> _DATA IN THIS EXERCISE_

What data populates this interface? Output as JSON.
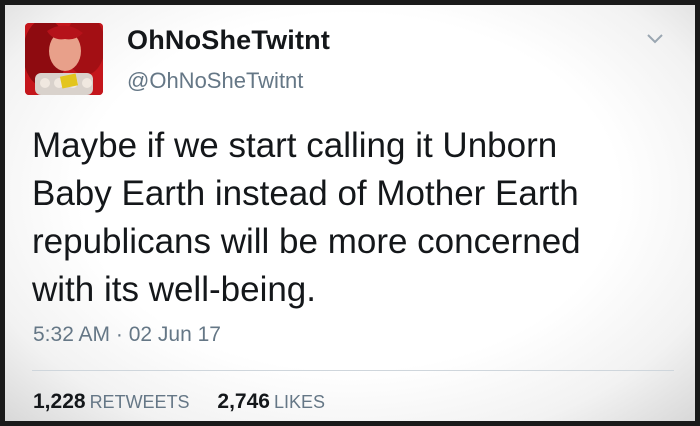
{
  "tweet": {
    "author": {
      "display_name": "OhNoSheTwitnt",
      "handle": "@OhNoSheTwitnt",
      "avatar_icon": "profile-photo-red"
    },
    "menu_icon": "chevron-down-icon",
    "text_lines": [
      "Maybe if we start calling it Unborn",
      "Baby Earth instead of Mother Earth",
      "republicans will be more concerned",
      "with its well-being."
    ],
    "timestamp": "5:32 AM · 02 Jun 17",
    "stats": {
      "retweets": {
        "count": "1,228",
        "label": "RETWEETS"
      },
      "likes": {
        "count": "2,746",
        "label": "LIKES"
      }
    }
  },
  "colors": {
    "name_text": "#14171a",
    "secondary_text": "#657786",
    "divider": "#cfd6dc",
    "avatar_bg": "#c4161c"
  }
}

> _YOUR TASK_
Can the entries above be repeated exactly, without their pictures?

> _ANSWER FOR THE TASK_
What data populates this interface? Output as JSON.
{
  "tweet": {
    "author": {
      "display_name": "OhNoSheTwitnt",
      "handle": "@OhNoSheTwitnt",
      "avatar_icon": "profile-photo-red"
    },
    "menu_icon": "chevron-down-icon",
    "text_lines": [
      "Maybe if we start calling it Unborn",
      "Baby Earth instead of Mother Earth",
      "republicans will be more concerned",
      "with its well-being."
    ],
    "timestamp": "5:32 AM · 02 Jun 17",
    "stats": {
      "retweets": {
        "count": "1,228",
        "label": "RETWEETS"
      },
      "likes": {
        "count": "2,746",
        "label": "LIKES"
      }
    }
  },
  "colors": {
    "name_text": "#14171a",
    "secondary_text": "#657786",
    "divider": "#cfd6dc",
    "avatar_bg": "#c4161c"
  }
}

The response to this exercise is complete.